- _Aim_: Records follow. Pull out every line that contains "this".

- _Data shown_:
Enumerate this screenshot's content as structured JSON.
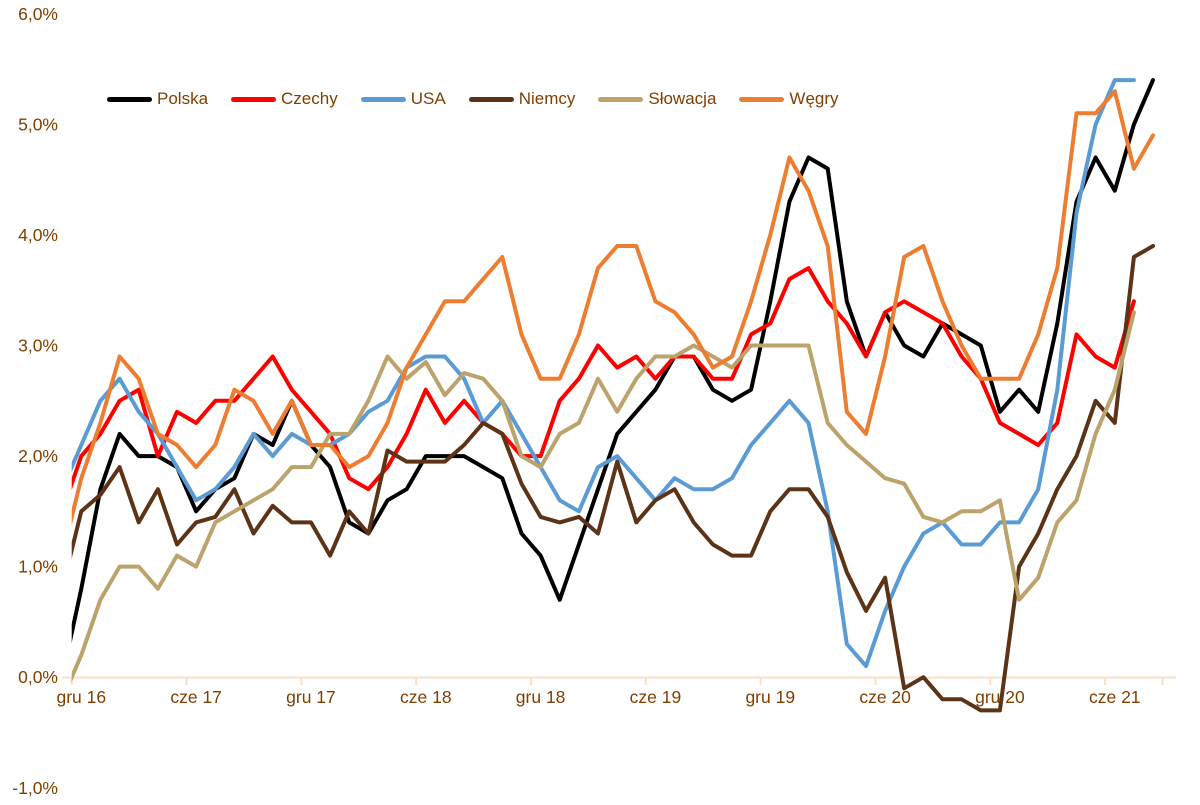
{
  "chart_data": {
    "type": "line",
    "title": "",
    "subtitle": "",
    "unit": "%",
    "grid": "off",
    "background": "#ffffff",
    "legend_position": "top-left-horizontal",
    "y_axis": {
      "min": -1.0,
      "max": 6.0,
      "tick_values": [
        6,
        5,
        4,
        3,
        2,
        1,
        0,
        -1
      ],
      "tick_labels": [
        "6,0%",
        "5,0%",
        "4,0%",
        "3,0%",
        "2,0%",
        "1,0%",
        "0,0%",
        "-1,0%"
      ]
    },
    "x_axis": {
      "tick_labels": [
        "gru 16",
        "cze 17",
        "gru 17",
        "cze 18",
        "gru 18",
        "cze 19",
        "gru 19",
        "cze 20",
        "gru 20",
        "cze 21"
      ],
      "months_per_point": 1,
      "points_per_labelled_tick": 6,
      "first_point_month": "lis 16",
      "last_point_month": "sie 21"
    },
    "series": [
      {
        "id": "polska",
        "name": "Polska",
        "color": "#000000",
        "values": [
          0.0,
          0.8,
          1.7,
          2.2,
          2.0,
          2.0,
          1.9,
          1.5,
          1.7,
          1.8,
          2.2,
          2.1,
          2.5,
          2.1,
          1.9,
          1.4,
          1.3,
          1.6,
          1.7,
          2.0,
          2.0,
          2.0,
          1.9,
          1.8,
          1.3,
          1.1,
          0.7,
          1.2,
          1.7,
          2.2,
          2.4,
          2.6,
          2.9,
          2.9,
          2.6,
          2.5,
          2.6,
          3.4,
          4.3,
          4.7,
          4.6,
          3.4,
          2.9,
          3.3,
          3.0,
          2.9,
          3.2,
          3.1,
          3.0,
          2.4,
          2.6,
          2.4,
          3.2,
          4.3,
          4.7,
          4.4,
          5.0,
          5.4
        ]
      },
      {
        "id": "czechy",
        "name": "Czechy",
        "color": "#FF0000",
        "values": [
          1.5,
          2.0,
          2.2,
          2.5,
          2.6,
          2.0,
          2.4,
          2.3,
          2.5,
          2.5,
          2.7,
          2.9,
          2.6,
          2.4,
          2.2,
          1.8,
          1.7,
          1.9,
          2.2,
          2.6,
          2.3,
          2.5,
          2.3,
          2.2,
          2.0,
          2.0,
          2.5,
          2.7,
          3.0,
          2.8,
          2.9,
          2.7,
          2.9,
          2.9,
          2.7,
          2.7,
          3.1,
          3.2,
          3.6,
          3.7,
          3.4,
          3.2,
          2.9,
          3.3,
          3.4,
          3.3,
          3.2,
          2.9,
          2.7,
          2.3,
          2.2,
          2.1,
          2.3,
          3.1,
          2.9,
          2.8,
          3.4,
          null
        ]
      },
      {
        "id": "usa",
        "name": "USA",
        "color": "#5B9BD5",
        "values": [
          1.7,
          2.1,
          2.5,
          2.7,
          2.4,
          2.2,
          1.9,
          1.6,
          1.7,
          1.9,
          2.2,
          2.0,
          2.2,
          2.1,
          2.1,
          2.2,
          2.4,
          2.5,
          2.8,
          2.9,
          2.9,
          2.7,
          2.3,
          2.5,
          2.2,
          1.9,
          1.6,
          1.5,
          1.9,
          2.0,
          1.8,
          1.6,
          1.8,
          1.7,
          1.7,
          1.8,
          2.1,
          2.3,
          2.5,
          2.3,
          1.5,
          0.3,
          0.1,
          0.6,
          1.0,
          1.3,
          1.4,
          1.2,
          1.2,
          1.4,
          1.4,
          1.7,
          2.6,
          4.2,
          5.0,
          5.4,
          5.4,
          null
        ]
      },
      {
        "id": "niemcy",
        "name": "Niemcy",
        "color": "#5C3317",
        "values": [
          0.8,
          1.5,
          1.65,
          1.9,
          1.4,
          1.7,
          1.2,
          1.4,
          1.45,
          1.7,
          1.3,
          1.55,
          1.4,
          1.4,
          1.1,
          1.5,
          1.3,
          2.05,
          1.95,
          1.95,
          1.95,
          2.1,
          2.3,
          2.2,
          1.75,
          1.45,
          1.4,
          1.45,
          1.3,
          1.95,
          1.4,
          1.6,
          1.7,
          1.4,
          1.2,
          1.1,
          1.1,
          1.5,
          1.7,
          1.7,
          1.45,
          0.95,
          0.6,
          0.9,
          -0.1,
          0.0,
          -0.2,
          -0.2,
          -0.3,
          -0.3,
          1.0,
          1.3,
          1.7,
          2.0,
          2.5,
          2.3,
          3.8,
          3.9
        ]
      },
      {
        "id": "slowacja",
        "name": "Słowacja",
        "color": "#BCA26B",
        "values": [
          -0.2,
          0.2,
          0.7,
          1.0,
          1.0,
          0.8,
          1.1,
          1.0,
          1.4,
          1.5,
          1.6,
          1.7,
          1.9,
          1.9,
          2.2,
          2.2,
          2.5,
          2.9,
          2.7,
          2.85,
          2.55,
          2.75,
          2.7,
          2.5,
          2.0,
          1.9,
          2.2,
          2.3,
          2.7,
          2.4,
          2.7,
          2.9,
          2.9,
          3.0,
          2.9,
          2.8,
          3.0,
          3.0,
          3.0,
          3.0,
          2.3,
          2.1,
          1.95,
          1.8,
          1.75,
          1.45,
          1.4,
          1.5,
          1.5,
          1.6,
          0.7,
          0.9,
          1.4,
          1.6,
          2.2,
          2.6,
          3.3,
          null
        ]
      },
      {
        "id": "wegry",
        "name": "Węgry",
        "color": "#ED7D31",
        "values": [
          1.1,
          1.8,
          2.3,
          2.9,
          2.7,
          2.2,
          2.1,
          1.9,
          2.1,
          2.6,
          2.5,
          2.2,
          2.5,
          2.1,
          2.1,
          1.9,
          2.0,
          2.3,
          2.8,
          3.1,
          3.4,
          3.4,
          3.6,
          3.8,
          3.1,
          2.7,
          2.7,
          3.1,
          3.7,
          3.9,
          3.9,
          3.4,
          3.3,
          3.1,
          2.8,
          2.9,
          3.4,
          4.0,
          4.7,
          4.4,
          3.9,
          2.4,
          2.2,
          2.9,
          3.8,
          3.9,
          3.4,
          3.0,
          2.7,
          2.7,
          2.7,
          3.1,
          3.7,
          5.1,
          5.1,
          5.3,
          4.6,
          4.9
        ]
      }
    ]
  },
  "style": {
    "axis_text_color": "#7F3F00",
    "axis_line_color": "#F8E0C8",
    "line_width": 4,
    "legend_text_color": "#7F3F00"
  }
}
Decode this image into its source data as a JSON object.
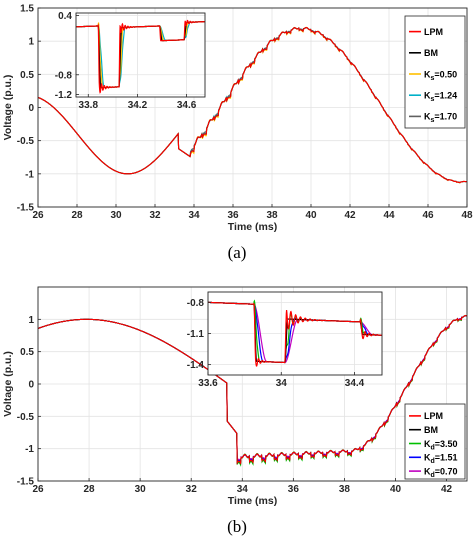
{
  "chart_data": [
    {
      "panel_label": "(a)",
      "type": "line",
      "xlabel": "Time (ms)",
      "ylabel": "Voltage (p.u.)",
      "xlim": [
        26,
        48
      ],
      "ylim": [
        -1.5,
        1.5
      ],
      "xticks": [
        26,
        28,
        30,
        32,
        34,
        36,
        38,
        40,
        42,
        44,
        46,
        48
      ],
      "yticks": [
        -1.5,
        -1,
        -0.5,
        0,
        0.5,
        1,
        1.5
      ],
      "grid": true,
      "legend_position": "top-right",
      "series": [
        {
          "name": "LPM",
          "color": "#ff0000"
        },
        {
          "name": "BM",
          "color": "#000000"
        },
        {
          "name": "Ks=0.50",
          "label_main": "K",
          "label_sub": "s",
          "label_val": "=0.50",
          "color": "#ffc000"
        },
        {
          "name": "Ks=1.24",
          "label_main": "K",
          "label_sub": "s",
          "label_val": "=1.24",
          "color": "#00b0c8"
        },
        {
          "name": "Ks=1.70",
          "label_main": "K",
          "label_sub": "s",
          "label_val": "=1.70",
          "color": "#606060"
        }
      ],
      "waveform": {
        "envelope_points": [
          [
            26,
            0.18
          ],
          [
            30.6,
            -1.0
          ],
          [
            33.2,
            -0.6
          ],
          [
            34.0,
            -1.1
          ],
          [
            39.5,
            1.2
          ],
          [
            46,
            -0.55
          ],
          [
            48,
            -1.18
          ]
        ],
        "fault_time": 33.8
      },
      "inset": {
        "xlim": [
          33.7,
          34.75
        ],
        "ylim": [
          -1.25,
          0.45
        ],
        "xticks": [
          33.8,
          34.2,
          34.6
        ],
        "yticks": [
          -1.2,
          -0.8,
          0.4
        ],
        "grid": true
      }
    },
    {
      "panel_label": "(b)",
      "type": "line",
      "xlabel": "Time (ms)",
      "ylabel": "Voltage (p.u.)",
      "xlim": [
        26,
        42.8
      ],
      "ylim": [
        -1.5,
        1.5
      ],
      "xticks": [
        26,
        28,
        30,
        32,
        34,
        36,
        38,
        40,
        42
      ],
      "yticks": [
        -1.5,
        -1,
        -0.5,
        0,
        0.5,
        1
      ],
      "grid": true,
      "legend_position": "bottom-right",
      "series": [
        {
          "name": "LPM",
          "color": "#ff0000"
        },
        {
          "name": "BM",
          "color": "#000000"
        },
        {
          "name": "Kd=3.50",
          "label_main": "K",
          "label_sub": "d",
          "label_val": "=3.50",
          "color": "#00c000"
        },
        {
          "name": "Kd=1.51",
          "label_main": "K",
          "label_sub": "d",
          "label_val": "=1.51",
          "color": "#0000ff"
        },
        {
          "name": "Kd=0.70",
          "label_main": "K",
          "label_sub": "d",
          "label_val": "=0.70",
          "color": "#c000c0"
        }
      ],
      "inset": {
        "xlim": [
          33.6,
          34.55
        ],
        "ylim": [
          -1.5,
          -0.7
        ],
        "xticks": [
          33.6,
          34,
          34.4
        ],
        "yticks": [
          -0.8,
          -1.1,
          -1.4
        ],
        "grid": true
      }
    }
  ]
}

...

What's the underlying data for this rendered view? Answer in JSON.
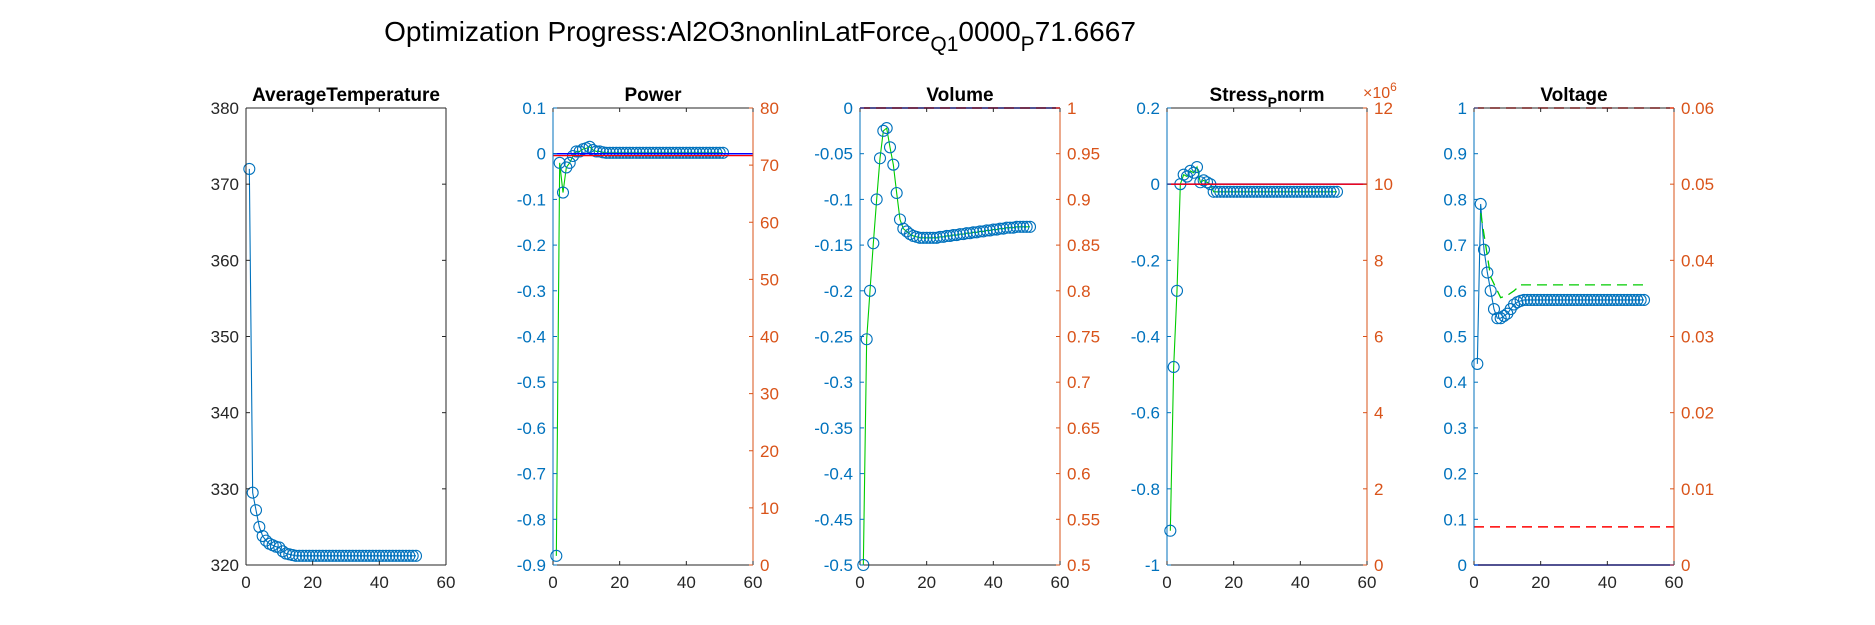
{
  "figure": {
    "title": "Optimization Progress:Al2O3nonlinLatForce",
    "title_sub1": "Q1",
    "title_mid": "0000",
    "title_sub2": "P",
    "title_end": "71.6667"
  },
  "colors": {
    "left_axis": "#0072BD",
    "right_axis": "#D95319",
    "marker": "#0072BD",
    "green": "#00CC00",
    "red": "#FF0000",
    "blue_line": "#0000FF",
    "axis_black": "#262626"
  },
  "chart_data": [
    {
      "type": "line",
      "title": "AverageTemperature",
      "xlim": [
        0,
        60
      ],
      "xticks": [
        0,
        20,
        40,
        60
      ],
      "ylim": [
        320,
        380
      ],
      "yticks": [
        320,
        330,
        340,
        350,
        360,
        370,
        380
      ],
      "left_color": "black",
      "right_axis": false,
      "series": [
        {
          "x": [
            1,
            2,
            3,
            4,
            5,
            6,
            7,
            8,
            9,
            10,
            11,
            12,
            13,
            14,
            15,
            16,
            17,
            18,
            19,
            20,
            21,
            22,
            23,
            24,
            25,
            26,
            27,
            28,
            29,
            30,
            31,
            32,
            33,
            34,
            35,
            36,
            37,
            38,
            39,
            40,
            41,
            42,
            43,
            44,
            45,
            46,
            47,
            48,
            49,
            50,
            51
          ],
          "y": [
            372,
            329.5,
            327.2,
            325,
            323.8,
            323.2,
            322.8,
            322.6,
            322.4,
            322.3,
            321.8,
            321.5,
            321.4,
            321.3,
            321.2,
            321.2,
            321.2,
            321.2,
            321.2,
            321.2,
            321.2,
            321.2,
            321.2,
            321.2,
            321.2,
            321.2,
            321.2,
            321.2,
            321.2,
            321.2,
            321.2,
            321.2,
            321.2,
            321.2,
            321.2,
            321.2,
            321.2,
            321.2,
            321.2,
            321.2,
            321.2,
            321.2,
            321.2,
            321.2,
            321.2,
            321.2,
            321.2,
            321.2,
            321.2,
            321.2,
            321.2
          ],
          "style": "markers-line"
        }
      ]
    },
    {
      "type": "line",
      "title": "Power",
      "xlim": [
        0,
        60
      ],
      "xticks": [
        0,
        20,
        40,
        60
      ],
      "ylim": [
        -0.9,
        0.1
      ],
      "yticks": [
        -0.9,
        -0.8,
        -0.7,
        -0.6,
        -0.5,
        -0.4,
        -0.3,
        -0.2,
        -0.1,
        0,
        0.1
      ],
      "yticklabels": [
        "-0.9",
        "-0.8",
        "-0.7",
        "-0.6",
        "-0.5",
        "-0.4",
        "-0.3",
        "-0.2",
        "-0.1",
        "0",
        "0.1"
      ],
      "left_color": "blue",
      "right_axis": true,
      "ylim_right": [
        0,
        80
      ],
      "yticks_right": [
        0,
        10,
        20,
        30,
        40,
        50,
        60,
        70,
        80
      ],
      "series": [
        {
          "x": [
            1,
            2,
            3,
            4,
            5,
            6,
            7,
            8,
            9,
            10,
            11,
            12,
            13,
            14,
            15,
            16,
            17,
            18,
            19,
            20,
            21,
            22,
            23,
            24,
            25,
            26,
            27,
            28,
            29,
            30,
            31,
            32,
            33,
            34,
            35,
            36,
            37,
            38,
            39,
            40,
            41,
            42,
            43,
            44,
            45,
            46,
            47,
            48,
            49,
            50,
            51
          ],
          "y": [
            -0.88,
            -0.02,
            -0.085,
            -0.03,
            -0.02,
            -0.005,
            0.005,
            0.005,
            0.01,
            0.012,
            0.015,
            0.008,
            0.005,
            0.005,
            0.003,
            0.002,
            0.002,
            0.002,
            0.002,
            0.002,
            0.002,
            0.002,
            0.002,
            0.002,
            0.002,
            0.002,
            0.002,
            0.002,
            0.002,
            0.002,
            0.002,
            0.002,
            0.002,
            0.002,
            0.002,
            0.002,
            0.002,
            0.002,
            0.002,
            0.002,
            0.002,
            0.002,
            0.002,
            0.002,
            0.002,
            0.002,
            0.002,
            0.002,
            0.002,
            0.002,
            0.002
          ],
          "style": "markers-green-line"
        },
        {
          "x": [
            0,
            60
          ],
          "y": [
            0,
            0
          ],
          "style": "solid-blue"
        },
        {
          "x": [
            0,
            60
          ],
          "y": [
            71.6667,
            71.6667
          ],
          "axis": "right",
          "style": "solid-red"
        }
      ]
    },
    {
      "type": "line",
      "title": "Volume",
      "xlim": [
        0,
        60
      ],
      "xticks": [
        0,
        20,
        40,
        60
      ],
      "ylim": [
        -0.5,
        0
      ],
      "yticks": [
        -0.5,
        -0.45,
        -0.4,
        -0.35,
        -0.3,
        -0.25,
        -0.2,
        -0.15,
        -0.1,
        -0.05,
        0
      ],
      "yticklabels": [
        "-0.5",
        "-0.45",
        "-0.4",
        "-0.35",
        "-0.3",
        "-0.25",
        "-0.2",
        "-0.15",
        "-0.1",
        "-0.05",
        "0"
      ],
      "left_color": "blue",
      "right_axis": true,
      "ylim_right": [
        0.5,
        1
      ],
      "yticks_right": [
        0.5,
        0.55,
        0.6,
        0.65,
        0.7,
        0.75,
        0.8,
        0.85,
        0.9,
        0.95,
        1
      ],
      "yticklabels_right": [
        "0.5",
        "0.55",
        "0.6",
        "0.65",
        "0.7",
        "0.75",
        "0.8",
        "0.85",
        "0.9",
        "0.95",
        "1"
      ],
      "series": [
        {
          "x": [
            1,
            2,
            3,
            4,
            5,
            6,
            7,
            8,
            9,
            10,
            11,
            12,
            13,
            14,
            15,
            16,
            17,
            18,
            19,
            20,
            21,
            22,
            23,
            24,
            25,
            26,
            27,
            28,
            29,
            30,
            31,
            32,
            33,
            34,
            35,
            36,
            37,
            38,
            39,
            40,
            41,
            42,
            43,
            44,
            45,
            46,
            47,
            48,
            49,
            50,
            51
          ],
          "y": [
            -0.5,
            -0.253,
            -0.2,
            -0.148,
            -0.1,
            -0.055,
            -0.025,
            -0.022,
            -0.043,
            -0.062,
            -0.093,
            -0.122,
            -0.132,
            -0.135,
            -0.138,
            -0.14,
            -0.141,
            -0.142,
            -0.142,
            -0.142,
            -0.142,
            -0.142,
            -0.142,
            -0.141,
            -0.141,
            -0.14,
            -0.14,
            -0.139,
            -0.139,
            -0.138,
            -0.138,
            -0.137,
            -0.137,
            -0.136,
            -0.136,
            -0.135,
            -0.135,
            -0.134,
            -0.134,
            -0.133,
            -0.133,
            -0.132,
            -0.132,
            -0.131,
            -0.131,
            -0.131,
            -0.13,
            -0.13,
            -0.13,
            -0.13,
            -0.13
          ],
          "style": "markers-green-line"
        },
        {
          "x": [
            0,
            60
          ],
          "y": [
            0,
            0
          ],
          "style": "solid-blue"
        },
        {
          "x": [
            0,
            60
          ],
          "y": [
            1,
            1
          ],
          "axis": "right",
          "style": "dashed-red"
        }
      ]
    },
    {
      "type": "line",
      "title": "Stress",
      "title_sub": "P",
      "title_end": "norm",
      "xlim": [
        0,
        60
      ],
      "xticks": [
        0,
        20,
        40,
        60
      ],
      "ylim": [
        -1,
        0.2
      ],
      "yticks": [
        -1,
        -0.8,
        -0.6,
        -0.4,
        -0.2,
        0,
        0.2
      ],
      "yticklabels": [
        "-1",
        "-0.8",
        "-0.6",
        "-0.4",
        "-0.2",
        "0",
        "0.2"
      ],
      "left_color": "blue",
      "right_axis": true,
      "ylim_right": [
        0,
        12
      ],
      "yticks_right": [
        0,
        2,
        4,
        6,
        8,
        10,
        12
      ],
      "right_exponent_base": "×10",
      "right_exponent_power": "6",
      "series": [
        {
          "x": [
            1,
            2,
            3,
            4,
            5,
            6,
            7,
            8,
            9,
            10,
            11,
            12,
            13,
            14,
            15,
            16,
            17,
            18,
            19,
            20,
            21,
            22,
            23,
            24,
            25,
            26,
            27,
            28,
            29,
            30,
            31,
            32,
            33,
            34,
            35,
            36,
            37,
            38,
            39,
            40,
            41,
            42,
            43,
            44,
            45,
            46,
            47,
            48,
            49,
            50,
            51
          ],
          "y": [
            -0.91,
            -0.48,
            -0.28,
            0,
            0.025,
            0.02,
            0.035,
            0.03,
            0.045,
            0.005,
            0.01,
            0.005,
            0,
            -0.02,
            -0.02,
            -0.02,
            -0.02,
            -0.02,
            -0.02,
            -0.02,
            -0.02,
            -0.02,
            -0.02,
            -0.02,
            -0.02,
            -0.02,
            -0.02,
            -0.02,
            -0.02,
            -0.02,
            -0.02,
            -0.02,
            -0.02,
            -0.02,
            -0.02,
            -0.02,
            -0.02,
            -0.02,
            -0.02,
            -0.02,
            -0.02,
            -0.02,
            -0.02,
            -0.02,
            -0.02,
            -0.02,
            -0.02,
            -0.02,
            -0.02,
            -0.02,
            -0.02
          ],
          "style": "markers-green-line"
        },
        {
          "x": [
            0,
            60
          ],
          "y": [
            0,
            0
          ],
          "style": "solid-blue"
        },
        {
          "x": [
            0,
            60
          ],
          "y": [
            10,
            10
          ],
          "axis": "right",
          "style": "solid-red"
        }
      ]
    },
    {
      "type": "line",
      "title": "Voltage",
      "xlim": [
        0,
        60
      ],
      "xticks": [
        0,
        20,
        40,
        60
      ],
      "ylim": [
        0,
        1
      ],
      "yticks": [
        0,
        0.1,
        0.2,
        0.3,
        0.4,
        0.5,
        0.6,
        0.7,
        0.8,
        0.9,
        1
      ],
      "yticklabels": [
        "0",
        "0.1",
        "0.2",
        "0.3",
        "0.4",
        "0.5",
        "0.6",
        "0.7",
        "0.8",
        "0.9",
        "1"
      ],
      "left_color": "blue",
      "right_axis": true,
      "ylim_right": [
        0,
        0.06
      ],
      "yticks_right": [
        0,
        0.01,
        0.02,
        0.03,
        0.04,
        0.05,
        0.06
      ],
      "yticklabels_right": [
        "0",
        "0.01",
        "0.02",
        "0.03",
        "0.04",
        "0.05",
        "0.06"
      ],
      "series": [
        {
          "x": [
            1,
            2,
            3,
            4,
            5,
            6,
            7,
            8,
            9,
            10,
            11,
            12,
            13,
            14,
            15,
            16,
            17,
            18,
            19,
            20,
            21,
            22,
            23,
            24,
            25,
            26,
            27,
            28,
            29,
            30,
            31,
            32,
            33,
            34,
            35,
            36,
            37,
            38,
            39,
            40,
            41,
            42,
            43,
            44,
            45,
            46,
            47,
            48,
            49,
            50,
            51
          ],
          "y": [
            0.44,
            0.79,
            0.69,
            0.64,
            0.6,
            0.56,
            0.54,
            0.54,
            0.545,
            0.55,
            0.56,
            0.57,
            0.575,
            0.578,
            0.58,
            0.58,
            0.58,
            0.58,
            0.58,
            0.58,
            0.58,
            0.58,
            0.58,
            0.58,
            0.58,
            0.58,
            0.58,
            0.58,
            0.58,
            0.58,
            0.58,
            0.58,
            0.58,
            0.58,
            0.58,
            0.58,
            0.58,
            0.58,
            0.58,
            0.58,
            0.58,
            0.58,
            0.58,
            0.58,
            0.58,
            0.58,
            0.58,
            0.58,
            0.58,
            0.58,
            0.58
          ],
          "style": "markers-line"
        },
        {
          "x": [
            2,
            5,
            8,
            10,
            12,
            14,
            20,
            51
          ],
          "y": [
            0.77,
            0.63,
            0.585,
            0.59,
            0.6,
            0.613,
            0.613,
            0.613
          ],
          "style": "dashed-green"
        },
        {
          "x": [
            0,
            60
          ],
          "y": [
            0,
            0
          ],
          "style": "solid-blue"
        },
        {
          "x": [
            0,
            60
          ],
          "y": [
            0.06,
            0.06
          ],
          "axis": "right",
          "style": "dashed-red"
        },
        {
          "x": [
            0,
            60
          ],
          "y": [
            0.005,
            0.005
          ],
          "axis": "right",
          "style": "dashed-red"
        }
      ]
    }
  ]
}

- _Response below_:
Enumerate this screenshot's content as structured JSON.
Decode this image into its source data as a JSON object.
What's the underlying data for this rendered view? Answer in JSON.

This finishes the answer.